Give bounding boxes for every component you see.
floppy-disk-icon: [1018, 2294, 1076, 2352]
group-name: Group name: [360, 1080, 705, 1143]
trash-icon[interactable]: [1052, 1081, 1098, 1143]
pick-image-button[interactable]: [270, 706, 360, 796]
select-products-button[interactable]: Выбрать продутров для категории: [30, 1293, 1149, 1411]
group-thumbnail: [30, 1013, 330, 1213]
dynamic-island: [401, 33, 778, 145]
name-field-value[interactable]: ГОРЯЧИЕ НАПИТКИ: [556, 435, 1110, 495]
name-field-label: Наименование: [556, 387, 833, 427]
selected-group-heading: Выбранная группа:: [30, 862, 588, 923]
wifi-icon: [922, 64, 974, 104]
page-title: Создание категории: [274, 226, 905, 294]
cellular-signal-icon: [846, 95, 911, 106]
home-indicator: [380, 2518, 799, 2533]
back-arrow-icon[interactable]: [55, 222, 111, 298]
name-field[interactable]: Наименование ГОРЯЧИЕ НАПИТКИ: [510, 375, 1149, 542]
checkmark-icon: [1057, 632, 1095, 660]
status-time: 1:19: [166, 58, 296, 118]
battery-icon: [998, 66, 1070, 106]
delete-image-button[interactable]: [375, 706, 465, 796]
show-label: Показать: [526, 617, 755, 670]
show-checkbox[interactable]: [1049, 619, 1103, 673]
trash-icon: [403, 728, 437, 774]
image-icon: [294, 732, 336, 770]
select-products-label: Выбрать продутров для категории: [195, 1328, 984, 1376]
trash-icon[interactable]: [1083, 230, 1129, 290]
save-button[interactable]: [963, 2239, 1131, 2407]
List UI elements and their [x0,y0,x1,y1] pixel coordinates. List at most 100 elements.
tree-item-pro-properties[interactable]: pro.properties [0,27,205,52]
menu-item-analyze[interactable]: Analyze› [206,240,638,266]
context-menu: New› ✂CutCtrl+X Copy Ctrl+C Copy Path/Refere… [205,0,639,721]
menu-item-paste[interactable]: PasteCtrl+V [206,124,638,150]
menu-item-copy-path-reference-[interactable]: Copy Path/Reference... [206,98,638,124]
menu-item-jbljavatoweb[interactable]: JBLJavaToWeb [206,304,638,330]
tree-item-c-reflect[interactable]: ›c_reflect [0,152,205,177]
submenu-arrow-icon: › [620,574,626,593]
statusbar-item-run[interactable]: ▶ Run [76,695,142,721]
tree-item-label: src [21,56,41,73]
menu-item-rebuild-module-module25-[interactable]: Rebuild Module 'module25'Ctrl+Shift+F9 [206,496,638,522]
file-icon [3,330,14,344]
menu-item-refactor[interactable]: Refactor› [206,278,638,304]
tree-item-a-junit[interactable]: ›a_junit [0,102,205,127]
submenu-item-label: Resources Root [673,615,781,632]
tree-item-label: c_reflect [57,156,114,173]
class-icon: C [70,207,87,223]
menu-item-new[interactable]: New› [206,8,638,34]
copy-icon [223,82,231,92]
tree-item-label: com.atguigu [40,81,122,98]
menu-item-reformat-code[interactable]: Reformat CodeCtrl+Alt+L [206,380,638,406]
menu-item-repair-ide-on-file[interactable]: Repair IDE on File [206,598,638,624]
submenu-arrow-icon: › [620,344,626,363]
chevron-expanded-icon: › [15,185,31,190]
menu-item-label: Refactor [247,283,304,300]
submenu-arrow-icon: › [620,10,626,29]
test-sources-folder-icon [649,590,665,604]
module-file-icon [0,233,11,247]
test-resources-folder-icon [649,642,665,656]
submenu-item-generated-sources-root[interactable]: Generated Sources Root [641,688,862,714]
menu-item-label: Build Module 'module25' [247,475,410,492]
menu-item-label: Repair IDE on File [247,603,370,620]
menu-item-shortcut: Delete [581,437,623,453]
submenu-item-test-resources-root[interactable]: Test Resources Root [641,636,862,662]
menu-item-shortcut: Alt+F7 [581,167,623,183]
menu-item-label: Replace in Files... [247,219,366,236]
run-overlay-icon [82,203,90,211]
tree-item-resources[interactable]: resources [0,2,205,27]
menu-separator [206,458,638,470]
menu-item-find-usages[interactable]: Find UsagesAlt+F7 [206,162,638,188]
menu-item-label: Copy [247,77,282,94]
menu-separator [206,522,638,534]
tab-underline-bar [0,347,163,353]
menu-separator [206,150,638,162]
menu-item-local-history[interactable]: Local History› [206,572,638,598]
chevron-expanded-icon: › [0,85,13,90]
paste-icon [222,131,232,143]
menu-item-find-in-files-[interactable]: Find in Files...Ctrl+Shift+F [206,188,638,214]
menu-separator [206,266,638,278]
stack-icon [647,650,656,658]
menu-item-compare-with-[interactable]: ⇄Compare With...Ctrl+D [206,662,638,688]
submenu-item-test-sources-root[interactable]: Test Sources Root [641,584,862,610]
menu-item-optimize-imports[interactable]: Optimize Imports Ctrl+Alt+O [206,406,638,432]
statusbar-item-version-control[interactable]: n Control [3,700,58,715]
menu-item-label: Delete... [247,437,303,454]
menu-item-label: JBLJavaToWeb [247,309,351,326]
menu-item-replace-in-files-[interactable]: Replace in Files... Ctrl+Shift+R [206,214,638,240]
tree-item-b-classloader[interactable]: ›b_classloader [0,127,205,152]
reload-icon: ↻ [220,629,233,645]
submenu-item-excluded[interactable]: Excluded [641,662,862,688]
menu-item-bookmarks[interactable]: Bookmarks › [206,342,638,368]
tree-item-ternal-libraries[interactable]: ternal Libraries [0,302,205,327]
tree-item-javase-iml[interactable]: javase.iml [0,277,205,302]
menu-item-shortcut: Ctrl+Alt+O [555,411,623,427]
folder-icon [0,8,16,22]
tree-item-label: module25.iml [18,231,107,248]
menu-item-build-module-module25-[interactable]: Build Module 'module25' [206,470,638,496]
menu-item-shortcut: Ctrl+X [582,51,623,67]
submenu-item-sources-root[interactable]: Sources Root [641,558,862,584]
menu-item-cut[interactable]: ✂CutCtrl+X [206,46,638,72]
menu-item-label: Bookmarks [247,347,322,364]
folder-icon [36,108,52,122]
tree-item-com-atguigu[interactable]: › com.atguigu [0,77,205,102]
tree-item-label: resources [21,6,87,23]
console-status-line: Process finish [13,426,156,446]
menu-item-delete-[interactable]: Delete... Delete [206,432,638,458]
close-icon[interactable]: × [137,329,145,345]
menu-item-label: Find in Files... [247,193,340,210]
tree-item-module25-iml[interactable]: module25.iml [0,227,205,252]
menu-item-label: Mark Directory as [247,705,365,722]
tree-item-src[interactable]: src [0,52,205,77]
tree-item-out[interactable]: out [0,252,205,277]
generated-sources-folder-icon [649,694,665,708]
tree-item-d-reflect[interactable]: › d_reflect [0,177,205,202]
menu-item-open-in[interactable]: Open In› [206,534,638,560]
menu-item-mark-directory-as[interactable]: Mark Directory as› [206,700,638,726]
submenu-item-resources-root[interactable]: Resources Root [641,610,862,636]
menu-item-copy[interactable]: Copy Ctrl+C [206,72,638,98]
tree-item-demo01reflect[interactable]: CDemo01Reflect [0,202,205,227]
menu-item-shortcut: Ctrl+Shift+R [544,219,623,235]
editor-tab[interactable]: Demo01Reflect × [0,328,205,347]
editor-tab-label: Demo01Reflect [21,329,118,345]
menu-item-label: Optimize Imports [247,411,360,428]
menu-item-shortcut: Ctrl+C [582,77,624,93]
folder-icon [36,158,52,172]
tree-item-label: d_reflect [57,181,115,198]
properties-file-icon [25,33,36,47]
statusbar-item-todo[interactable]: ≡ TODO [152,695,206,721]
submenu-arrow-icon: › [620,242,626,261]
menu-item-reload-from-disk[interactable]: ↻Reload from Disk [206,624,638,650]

· · · ·

• [EXERCISE BRIEF]
Reproduce every line of the records above word for word, keeping each character unchanged.

• [EXERCISE SOLUTION]
Give bounding boxes for every component you see.
floppy-disk-icon: [1018, 2294, 1076, 2352]
group-name: Group name: [360, 1080, 705, 1143]
trash-icon[interactable]: [1052, 1081, 1098, 1143]
pick-image-button[interactable]: [270, 706, 360, 796]
select-products-button[interactable]: Выбрать продутров для категории: [30, 1293, 1149, 1411]
group-thumbnail: [30, 1013, 330, 1213]
dynamic-island: [401, 33, 778, 145]
name-field-value[interactable]: ГОРЯЧИЕ НАПИТКИ: [556, 435, 1110, 495]
name-field-label: Наименование: [556, 387, 833, 427]
selected-group-heading: Выбранная группа:: [30, 862, 588, 923]
wifi-icon: [922, 64, 974, 104]
page-title: Создание категории: [274, 226, 905, 294]
cellular-signal-icon: [846, 95, 911, 106]
home-indicator: [380, 2518, 799, 2533]
back-arrow-icon[interactable]: [55, 222, 111, 298]
name-field[interactable]: Наименование ГОРЯЧИЕ НАПИТКИ: [510, 375, 1149, 542]
checkmark-icon: [1057, 632, 1095, 660]
status-time: 1:19: [166, 58, 296, 118]
battery-icon: [998, 66, 1070, 106]
delete-image-button[interactable]: [375, 706, 465, 796]
show-label: Показать: [526, 617, 755, 670]
show-checkbox[interactable]: [1049, 619, 1103, 673]
trash-icon: [403, 728, 437, 774]
image-icon: [294, 732, 336, 770]
select-products-label: Выбрать продутров для категории: [195, 1328, 984, 1376]
trash-icon[interactable]: [1083, 230, 1129, 290]
save-button[interactable]: [963, 2239, 1131, 2407]
List UI elements and their [x0,y0,x1,y1] pixel coordinates. List at most 100 elements.
tree-item-pro-properties[interactable]: pro.properties [0,27,205,52]
menu-item-analyze[interactable]: Analyze› [206,240,638,266]
context-menu: New› ✂CutCtrl+X Copy Ctrl+C Copy Path/Refere… [205,0,639,721]
menu-item-paste[interactable]: PasteCtrl+V [206,124,638,150]
menu-item-copy-path-reference-[interactable]: Copy Path/Reference... [206,98,638,124]
menu-item-jbljavatoweb[interactable]: JBLJavaToWeb [206,304,638,330]
tree-item-c-reflect[interactable]: ›c_reflect [0,152,205,177]
submenu-arrow-icon: › [620,574,626,593]
statusbar-item-run[interactable]: ▶ Run [76,695,142,721]
tree-item-label: src [21,56,41,73]
menu-item-rebuild-module-module25-[interactable]: Rebuild Module 'module25'Ctrl+Shift+F9 [206,496,638,522]
file-icon [3,330,14,344]
menu-item-refactor[interactable]: Refactor› [206,278,638,304]
tree-item-a-junit[interactable]: ›a_junit [0,102,205,127]
submenu-item-label: Resources Root [673,615,781,632]
tree-item-label: c_reflect [57,156,114,173]
class-icon: C [70,207,87,223]
menu-item-new[interactable]: New› [206,8,638,34]
copy-icon [223,82,231,92]
tree-item-label: com.atguigu [40,81,122,98]
menu-item-reformat-code[interactable]: Reformat CodeCtrl+Alt+L [206,380,638,406]
menu-item-repair-ide-on-file[interactable]: Repair IDE on File [206,598,638,624]
submenu-arrow-icon: › [620,344,626,363]
chevron-expanded-icon: › [15,185,31,190]
menu-item-label: Refactor [247,283,304,300]
submenu-arrow-icon: › [620,10,626,29]
test-sources-folder-icon [649,590,665,604]
module-file-icon [0,233,11,247]
test-resources-folder-icon [649,642,665,656]
submenu-item-generated-sources-root[interactable]: Generated Sources Root [641,688,862,714]
menu-item-label: Build Module 'module25' [247,475,410,492]
menu-item-label: Repair IDE on File [247,603,370,620]
menu-item-shortcut: Delete [581,437,623,453]
submenu-item-test-resources-root[interactable]: Test Resources Root [641,636,862,662]
menu-item-shortcut: Alt+F7 [581,167,623,183]
menu-item-label: Replace in Files... [247,219,366,236]
run-overlay-icon [82,203,90,211]
tree-item-resources[interactable]: resources [0,2,205,27]
menu-separator [206,458,638,470]
menu-item-find-usages[interactable]: Find UsagesAlt+F7 [206,162,638,188]
menu-item-label: Copy [247,77,282,94]
menu-separator [206,522,638,534]
tab-underline-bar [0,347,163,353]
menu-separator [206,150,638,162]
menu-item-local-history[interactable]: Local History› [206,572,638,598]
chevron-expanded-icon: › [0,85,13,90]
paste-icon [222,131,232,143]
menu-item-find-in-files-[interactable]: Find in Files...Ctrl+Shift+F [206,188,638,214]
menu-separator [206,266,638,278]
stack-icon [647,650,656,658]
menu-item-compare-with-[interactable]: ⇄Compare With...Ctrl+D [206,662,638,688]
submenu-item-test-sources-root[interactable]: Test Sources Root [641,584,862,610]
menu-item-optimize-imports[interactable]: Optimize Imports Ctrl+Alt+O [206,406,638,432]
statusbar-item-version-control[interactable]: n Control [3,700,58,715]
menu-item-label: Delete... [247,437,303,454]
menu-item-label: JBLJavaToWeb [247,309,351,326]
menu-item-replace-in-files-[interactable]: Replace in Files... Ctrl+Shift+R [206,214,638,240]
tree-item-b-classloader[interactable]: ›b_classloader [0,127,205,152]
reload-icon: ↻ [220,629,233,645]
submenu-item-excluded[interactable]: Excluded [641,662,862,688]
menu-item-bookmarks[interactable]: Bookmarks › [206,342,638,368]
tree-item-ternal-libraries[interactable]: ternal Libraries [0,302,205,327]
tree-item-javase-iml[interactable]: javase.iml [0,277,205,302]
menu-item-shortcut: Ctrl+Alt+O [555,411,623,427]
folder-icon [0,8,16,22]
tree-item-label: module25.iml [18,231,107,248]
menu-item-build-module-module25-[interactable]: Build Module 'module25' [206,470,638,496]
menu-item-shortcut: Ctrl+X [582,51,623,67]
submenu-item-sources-root[interactable]: Sources Root [641,558,862,584]
menu-item-cut[interactable]: ✂CutCtrl+X [206,46,638,72]
menu-item-label: Bookmarks [247,347,322,364]
folder-icon [36,108,52,122]
tree-item-com-atguigu[interactable]: › com.atguigu [0,77,205,102]
tree-item-label: resources [21,6,87,23]
console-status-line: Process finish [13,426,156,446]
menu-item-delete-[interactable]: Delete... Delete [206,432,638,458]
close-icon[interactable]: × [137,329,145,345]
menu-item-label: Find in Files... [247,193,340,210]
tree-item-module25-iml[interactable]: module25.iml [0,227,205,252]
menu-item-label: Mark Directory as [247,705,365,722]
tree-item-src[interactable]: src [0,52,205,77]
tree-item-out[interactable]: out [0,252,205,277]
generated-sources-folder-icon [649,694,665,708]
tree-item-d-reflect[interactable]: › d_reflect [0,177,205,202]
menu-item-open-in[interactable]: Open In› [206,534,638,560]
menu-item-mark-directory-as[interactable]: Mark Directory as› [206,700,638,726]
submenu-item-resources-root[interactable]: Resources Root [641,610,862,636]
menu-item-copy[interactable]: Copy Ctrl+C [206,72,638,98]
tree-item-demo01reflect[interactable]: CDemo01Reflect [0,202,205,227]
menu-item-shortcut: Ctrl+Shift+R [544,219,623,235]
editor-tab[interactable]: Demo01Reflect × [0,328,205,347]
editor-tab-label: Demo01Reflect [21,329,118,345]
menu-item-label: Optimize Imports [247,411,360,428]
menu-item-shortcut: Ctrl+C [582,77,624,93]
folder-icon [36,158,52,172]
tree-item-label: d_reflect [57,181,115,198]
properties-file-icon [25,33,36,47]
statusbar-item-todo[interactable]: ≡ TODO [152,695,206,721]
submenu-arrow-icon: › [620,242,626,261]
menu-item-reload-from-disk[interactable]: ↻Reload from Disk [206,624,638,650]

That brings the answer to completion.